--- What is asked ---
Lines containing the string "name" are to be counted; report only how many there are.

┏━━

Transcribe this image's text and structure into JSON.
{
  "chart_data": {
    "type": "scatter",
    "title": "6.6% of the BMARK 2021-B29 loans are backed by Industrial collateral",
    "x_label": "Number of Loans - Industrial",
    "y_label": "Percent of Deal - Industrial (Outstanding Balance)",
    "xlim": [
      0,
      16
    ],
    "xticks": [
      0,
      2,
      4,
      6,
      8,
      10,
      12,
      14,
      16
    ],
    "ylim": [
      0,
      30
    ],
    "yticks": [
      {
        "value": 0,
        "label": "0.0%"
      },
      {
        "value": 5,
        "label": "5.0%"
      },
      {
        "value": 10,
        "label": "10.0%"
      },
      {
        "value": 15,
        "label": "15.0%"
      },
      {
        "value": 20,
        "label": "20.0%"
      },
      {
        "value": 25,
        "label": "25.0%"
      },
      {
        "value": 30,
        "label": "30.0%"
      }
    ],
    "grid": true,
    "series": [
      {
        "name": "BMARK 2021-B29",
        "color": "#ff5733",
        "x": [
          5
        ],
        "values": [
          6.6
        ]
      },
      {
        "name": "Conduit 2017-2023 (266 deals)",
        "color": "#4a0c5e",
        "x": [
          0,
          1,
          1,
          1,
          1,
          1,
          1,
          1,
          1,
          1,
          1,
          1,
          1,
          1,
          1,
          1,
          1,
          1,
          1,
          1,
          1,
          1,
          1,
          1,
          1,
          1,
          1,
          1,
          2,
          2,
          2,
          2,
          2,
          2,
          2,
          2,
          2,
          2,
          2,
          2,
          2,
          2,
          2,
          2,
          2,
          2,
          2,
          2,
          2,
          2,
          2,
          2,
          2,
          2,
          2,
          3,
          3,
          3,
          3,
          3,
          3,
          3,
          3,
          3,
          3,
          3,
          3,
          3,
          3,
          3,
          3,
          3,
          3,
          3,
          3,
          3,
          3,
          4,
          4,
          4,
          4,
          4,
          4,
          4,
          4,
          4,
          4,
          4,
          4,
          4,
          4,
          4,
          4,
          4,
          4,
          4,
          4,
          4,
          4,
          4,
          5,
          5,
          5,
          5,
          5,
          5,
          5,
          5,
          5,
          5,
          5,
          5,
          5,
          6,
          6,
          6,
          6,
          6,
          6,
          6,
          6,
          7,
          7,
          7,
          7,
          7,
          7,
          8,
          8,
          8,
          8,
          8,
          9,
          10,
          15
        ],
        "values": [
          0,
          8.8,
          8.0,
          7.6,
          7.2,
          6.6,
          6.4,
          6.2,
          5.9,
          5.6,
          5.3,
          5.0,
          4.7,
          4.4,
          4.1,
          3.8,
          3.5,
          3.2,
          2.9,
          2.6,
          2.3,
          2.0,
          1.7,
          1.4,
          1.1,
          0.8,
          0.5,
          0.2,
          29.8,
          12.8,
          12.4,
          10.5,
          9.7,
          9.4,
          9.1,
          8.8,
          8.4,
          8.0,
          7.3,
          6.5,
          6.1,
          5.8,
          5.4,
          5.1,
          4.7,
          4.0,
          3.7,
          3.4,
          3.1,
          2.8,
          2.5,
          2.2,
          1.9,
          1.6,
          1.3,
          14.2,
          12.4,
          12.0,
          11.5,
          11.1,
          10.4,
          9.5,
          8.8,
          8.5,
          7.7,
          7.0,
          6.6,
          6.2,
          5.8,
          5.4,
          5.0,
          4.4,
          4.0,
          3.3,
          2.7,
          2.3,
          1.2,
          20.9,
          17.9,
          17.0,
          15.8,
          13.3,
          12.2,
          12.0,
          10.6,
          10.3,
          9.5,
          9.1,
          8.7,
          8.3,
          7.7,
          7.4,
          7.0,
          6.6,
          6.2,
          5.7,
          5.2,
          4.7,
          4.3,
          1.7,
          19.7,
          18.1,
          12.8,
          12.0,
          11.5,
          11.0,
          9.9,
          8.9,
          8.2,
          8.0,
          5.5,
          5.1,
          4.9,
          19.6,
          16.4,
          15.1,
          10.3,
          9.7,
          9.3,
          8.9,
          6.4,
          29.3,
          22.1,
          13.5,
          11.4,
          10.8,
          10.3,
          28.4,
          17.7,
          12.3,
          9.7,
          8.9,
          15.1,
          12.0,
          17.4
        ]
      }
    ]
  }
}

┗━━

--- Finished exercise ---
2